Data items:

● ● ● ● ●

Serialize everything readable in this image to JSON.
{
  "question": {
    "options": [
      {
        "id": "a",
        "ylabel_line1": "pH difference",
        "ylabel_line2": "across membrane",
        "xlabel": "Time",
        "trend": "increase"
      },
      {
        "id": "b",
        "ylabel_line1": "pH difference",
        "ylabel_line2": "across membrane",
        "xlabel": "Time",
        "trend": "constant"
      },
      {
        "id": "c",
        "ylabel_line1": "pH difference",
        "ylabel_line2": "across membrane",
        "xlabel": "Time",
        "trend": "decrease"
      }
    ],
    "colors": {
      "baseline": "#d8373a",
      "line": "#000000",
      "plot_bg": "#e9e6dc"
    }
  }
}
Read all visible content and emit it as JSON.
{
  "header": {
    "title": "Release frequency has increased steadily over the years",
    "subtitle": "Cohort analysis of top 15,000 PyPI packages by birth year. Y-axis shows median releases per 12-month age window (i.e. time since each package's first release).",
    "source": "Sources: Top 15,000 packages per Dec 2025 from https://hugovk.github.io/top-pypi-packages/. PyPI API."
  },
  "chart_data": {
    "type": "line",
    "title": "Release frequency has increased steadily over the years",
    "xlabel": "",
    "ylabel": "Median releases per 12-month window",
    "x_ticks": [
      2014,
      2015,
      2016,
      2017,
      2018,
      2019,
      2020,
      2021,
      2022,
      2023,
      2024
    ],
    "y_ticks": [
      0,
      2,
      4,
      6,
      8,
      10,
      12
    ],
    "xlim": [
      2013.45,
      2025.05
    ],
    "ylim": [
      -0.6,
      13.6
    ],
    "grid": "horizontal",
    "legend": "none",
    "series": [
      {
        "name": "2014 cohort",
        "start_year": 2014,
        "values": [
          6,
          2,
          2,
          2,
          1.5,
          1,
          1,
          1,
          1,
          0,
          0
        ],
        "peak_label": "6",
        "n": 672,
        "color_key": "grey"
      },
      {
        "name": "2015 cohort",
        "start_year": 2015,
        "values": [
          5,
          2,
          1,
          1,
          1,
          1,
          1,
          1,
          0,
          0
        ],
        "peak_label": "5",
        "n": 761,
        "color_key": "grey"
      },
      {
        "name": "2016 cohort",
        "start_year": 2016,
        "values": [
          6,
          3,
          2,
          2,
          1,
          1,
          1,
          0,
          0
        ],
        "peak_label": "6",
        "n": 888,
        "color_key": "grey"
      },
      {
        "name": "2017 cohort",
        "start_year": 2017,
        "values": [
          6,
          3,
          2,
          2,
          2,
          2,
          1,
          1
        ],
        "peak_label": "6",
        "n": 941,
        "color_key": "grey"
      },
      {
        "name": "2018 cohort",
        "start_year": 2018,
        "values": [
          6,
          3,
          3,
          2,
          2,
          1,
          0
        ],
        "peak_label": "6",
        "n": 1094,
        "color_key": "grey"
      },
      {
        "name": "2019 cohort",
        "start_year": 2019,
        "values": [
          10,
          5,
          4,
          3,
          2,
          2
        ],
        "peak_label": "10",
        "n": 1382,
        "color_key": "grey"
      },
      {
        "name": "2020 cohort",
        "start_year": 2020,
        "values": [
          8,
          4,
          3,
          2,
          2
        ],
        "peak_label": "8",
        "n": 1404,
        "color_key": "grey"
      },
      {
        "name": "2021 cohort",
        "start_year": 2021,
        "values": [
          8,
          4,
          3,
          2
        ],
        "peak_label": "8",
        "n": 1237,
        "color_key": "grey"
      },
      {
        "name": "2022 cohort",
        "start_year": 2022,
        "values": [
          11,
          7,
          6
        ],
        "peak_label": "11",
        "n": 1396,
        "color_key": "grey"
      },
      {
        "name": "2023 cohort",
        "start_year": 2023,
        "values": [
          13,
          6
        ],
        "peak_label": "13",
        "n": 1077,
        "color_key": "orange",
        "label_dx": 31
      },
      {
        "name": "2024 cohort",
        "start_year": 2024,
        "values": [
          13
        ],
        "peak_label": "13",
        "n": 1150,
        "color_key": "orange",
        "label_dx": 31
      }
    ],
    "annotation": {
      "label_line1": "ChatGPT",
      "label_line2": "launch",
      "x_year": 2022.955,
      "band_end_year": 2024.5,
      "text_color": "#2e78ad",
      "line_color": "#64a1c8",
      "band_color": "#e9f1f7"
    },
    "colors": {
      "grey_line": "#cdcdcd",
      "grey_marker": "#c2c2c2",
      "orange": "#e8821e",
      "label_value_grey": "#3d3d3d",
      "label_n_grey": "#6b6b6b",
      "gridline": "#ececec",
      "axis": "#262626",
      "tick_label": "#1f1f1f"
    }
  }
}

● ● ● ● ●

→ **Task**
Extract the data in full. Keep it word for word.

→ **The solution**
Serialize everything readable in this image to JSON.
{
  "question": {
    "options": [
      {
        "id": "a",
        "ylabel_line1": "pH difference",
        "ylabel_line2": "across membrane",
        "xlabel": "Time",
        "trend": "increase"
      },
      {
        "id": "b",
        "ylabel_line1": "pH difference",
        "ylabel_line2": "across membrane",
        "xlabel": "Time",
        "trend": "constant"
      },
      {
        "id": "c",
        "ylabel_line1": "pH difference",
        "ylabel_line2": "across membrane",
        "xlabel": "Time",
        "trend": "decrease"
      }
    ],
    "colors": {
      "baseline": "#d8373a",
      "line": "#000000",
      "plot_bg": "#e9e6dc"
    }
  }
}
Read all visible content and emit it as JSON.
{
  "header": {
    "title": "Release frequency has increased steadily over the years",
    "subtitle": "Cohort analysis of top 15,000 PyPI packages by birth year. Y-axis shows median releases per 12-month age window (i.e. time since each package's first release).",
    "source": "Sources: Top 15,000 packages per Dec 2025 from https://hugovk.github.io/top-pypi-packages/. PyPI API."
  },
  "chart_data": {
    "type": "line",
    "title": "Release frequency has increased steadily over the years",
    "xlabel": "",
    "ylabel": "Median releases per 12-month window",
    "x_ticks": [
      2014,
      2015,
      2016,
      2017,
      2018,
      2019,
      2020,
      2021,
      2022,
      2023,
      2024
    ],
    "y_ticks": [
      0,
      2,
      4,
      6,
      8,
      10,
      12
    ],
    "xlim": [
      2013.45,
      2025.05
    ],
    "ylim": [
      -0.6,
      13.6
    ],
    "grid": "horizontal",
    "legend": "none",
    "series": [
      {
        "name": "2014 cohort",
        "start_year": 2014,
        "values": [
          6,
          2,
          2,
          2,
          1.5,
          1,
          1,
          1,
          1,
          0,
          0
        ],
        "peak_label": "6",
        "n": 672,
        "color_key": "grey"
      },
      {
        "name": "2015 cohort",
        "start_year": 2015,
        "values": [
          5,
          2,
          1,
          1,
          1,
          1,
          1,
          1,
          0,
          0
        ],
        "peak_label": "5",
        "n": 761,
        "color_key": "grey"
      },
      {
        "name": "2016 cohort",
        "start_year": 2016,
        "values": [
          6,
          3,
          2,
          2,
          1,
          1,
          1,
          0,
          0
        ],
        "peak_label": "6",
        "n": 888,
        "color_key": "grey"
      },
      {
        "name": "2017 cohort",
        "start_year": 2017,
        "values": [
          6,
          3,
          2,
          2,
          2,
          2,
          1,
          1
        ],
        "peak_label": "6",
        "n": 941,
        "color_key": "grey"
      },
      {
        "name": "2018 cohort",
        "start_year": 2018,
        "values": [
          6,
          3,
          3,
          2,
          2,
          1,
          0
        ],
        "peak_label": "6",
        "n": 1094,
        "color_key": "grey"
      },
      {
        "name": "2019 cohort",
        "start_year": 2019,
        "values": [
          10,
          5,
          4,
          3,
          2,
          2
        ],
        "peak_label": "10",
        "n": 1382,
        "color_key": "grey"
      },
      {
        "name": "2020 cohort",
        "start_year": 2020,
        "values": [
          8,
          4,
          3,
          2,
          2
        ],
        "peak_label": "8",
        "n": 1404,
        "color_key": "grey"
      },
      {
        "name": "2021 cohort",
        "start_year": 2021,
        "values": [
          8,
          4,
          3,
          2
        ],
        "peak_label": "8",
        "n": 1237,
        "color_key": "grey"
      },
      {
        "name": "2022 cohort",
        "start_year": 2022,
        "values": [
          11,
          7,
          6
        ],
        "peak_label": "11",
        "n": 1396,
        "color_key": "grey"
      },
      {
        "name": "2023 cohort",
        "start_year": 2023,
        "values": [
          13,
          6
        ],
        "peak_label": "13",
        "n": 1077,
        "color_key": "orange",
        "label_dx": 31
      },
      {
        "name": "2024 cohort",
        "start_year": 2024,
        "values": [
          13
        ],
        "peak_label": "13",
        "n": 1150,
        "color_key": "orange",
        "label_dx": 31
      }
    ],
    "annotation": {
      "label_line1": "ChatGPT",
      "label_line2": "launch",
      "x_year": 2022.955,
      "band_end_year": 2024.5,
      "text_color": "#2e78ad",
      "line_color": "#64a1c8",
      "band_color": "#e9f1f7"
    },
    "colors": {
      "grey_line": "#cdcdcd",
      "grey_marker": "#c2c2c2",
      "orange": "#e8821e",
      "label_value_grey": "#3d3d3d",
      "label_n_grey": "#6b6b6b",
      "gridline": "#ececec",
      "axis": "#262626",
      "tick_label": "#1f1f1f"
    }
  }
}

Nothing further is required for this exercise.